─── Data for the task

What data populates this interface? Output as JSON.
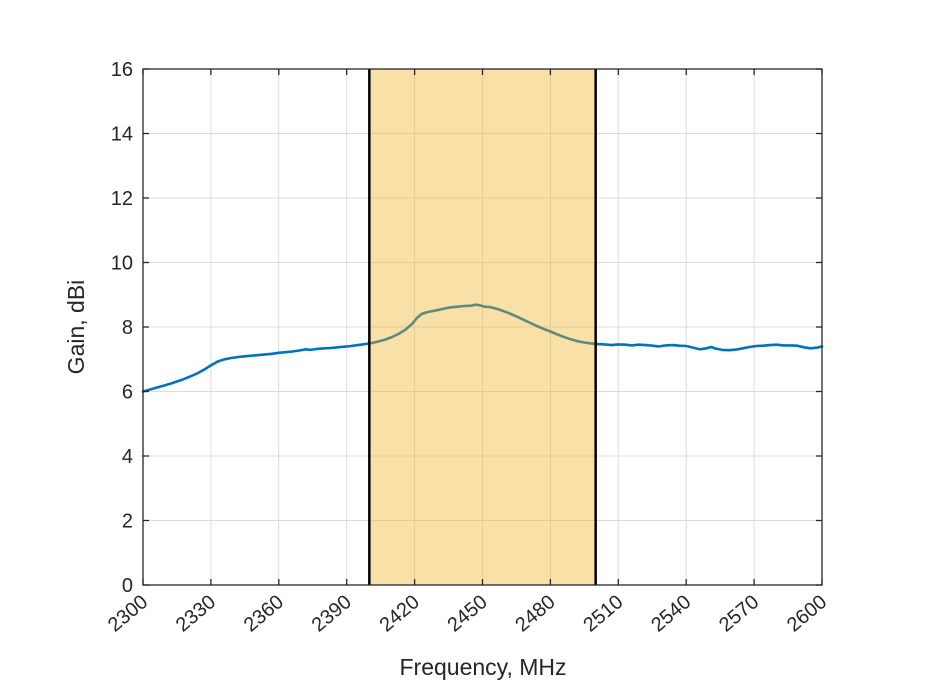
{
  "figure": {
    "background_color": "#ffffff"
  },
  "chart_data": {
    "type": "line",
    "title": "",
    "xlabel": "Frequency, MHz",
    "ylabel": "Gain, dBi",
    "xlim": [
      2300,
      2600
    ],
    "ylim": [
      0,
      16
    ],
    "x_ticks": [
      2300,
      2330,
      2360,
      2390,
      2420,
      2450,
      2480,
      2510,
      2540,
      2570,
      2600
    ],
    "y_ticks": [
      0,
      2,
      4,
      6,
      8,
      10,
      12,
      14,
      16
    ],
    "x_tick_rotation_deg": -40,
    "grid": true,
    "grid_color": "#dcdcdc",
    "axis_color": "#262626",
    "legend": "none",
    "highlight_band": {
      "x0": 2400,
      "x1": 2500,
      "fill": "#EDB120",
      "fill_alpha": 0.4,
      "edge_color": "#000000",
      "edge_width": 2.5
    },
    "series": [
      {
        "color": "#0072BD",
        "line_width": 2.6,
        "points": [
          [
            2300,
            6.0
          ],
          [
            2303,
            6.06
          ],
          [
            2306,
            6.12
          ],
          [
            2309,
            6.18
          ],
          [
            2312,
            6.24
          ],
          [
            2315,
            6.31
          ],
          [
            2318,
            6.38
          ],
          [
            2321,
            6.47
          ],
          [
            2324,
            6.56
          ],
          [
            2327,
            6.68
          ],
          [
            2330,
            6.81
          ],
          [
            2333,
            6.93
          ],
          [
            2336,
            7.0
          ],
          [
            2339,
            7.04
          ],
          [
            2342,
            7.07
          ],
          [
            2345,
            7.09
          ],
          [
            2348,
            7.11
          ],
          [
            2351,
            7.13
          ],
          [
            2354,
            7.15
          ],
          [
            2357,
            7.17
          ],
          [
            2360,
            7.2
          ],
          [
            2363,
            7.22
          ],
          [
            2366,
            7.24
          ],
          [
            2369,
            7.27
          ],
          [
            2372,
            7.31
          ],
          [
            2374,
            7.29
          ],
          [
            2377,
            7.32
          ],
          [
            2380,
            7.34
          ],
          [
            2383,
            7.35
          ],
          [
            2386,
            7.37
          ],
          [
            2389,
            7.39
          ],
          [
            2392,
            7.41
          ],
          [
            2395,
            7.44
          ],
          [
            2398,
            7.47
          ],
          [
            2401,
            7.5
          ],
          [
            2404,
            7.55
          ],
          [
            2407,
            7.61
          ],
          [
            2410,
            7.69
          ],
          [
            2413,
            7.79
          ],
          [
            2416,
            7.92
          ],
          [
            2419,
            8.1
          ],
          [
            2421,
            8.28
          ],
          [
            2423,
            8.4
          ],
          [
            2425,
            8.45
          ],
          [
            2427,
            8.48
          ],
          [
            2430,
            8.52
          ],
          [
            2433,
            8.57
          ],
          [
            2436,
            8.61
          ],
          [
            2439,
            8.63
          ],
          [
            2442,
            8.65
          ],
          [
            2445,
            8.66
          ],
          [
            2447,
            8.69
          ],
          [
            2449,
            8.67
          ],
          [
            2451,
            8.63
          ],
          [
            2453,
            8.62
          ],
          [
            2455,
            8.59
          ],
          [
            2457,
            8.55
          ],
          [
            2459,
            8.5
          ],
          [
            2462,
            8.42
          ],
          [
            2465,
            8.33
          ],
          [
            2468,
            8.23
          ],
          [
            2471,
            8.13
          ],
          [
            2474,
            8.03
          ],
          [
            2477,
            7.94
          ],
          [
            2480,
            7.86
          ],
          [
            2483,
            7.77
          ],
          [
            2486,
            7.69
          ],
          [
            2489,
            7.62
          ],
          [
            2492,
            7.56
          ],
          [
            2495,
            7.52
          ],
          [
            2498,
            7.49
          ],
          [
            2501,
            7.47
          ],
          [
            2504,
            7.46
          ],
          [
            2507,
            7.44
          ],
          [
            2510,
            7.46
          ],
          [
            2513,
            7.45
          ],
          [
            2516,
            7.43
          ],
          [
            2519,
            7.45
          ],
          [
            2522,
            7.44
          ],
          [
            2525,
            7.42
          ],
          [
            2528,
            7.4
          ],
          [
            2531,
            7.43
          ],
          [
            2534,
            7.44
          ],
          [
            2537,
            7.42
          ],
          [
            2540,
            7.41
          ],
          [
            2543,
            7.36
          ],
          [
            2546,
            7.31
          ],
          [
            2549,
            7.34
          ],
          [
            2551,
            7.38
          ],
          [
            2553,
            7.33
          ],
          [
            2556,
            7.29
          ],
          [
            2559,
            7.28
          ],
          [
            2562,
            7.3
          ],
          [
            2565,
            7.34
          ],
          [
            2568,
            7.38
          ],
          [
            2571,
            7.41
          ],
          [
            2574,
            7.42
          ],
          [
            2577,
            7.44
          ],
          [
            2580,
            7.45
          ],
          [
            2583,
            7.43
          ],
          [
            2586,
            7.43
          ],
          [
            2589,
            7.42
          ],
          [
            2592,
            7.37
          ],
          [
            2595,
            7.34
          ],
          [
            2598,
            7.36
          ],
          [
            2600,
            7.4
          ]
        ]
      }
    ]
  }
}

──────

◆ **What you will do**: Repeat the data in full and exactly. Omit pictures.

◆ **Solution to this problem**:
What data populates this interface? Output as JSON.
{
  "figure": {
    "background_color": "#ffffff"
  },
  "chart_data": {
    "type": "line",
    "title": "",
    "xlabel": "Frequency, MHz",
    "ylabel": "Gain, dBi",
    "xlim": [
      2300,
      2600
    ],
    "ylim": [
      0,
      16
    ],
    "x_ticks": [
      2300,
      2330,
      2360,
      2390,
      2420,
      2450,
      2480,
      2510,
      2540,
      2570,
      2600
    ],
    "y_ticks": [
      0,
      2,
      4,
      6,
      8,
      10,
      12,
      14,
      16
    ],
    "x_tick_rotation_deg": -40,
    "grid": true,
    "grid_color": "#dcdcdc",
    "axis_color": "#262626",
    "legend": "none",
    "highlight_band": {
      "x0": 2400,
      "x1": 2500,
      "fill": "#EDB120",
      "fill_alpha": 0.4,
      "edge_color": "#000000",
      "edge_width": 2.5
    },
    "series": [
      {
        "color": "#0072BD",
        "line_width": 2.6,
        "points": [
          [
            2300,
            6.0
          ],
          [
            2303,
            6.06
          ],
          [
            2306,
            6.12
          ],
          [
            2309,
            6.18
          ],
          [
            2312,
            6.24
          ],
          [
            2315,
            6.31
          ],
          [
            2318,
            6.38
          ],
          [
            2321,
            6.47
          ],
          [
            2324,
            6.56
          ],
          [
            2327,
            6.68
          ],
          [
            2330,
            6.81
          ],
          [
            2333,
            6.93
          ],
          [
            2336,
            7.0
          ],
          [
            2339,
            7.04
          ],
          [
            2342,
            7.07
          ],
          [
            2345,
            7.09
          ],
          [
            2348,
            7.11
          ],
          [
            2351,
            7.13
          ],
          [
            2354,
            7.15
          ],
          [
            2357,
            7.17
          ],
          [
            2360,
            7.2
          ],
          [
            2363,
            7.22
          ],
          [
            2366,
            7.24
          ],
          [
            2369,
            7.27
          ],
          [
            2372,
            7.31
          ],
          [
            2374,
            7.29
          ],
          [
            2377,
            7.32
          ],
          [
            2380,
            7.34
          ],
          [
            2383,
            7.35
          ],
          [
            2386,
            7.37
          ],
          [
            2389,
            7.39
          ],
          [
            2392,
            7.41
          ],
          [
            2395,
            7.44
          ],
          [
            2398,
            7.47
          ],
          [
            2401,
            7.5
          ],
          [
            2404,
            7.55
          ],
          [
            2407,
            7.61
          ],
          [
            2410,
            7.69
          ],
          [
            2413,
            7.79
          ],
          [
            2416,
            7.92
          ],
          [
            2419,
            8.1
          ],
          [
            2421,
            8.28
          ],
          [
            2423,
            8.4
          ],
          [
            2425,
            8.45
          ],
          [
            2427,
            8.48
          ],
          [
            2430,
            8.52
          ],
          [
            2433,
            8.57
          ],
          [
            2436,
            8.61
          ],
          [
            2439,
            8.63
          ],
          [
            2442,
            8.65
          ],
          [
            2445,
            8.66
          ],
          [
            2447,
            8.69
          ],
          [
            2449,
            8.67
          ],
          [
            2451,
            8.63
          ],
          [
            2453,
            8.62
          ],
          [
            2455,
            8.59
          ],
          [
            2457,
            8.55
          ],
          [
            2459,
            8.5
          ],
          [
            2462,
            8.42
          ],
          [
            2465,
            8.33
          ],
          [
            2468,
            8.23
          ],
          [
            2471,
            8.13
          ],
          [
            2474,
            8.03
          ],
          [
            2477,
            7.94
          ],
          [
            2480,
            7.86
          ],
          [
            2483,
            7.77
          ],
          [
            2486,
            7.69
          ],
          [
            2489,
            7.62
          ],
          [
            2492,
            7.56
          ],
          [
            2495,
            7.52
          ],
          [
            2498,
            7.49
          ],
          [
            2501,
            7.47
          ],
          [
            2504,
            7.46
          ],
          [
            2507,
            7.44
          ],
          [
            2510,
            7.46
          ],
          [
            2513,
            7.45
          ],
          [
            2516,
            7.43
          ],
          [
            2519,
            7.45
          ],
          [
            2522,
            7.44
          ],
          [
            2525,
            7.42
          ],
          [
            2528,
            7.4
          ],
          [
            2531,
            7.43
          ],
          [
            2534,
            7.44
          ],
          [
            2537,
            7.42
          ],
          [
            2540,
            7.41
          ],
          [
            2543,
            7.36
          ],
          [
            2546,
            7.31
          ],
          [
            2549,
            7.34
          ],
          [
            2551,
            7.38
          ],
          [
            2553,
            7.33
          ],
          [
            2556,
            7.29
          ],
          [
            2559,
            7.28
          ],
          [
            2562,
            7.3
          ],
          [
            2565,
            7.34
          ],
          [
            2568,
            7.38
          ],
          [
            2571,
            7.41
          ],
          [
            2574,
            7.42
          ],
          [
            2577,
            7.44
          ],
          [
            2580,
            7.45
          ],
          [
            2583,
            7.43
          ],
          [
            2586,
            7.43
          ],
          [
            2589,
            7.42
          ],
          [
            2592,
            7.37
          ],
          [
            2595,
            7.34
          ],
          [
            2598,
            7.36
          ],
          [
            2600,
            7.4
          ]
        ]
      }
    ]
  }
}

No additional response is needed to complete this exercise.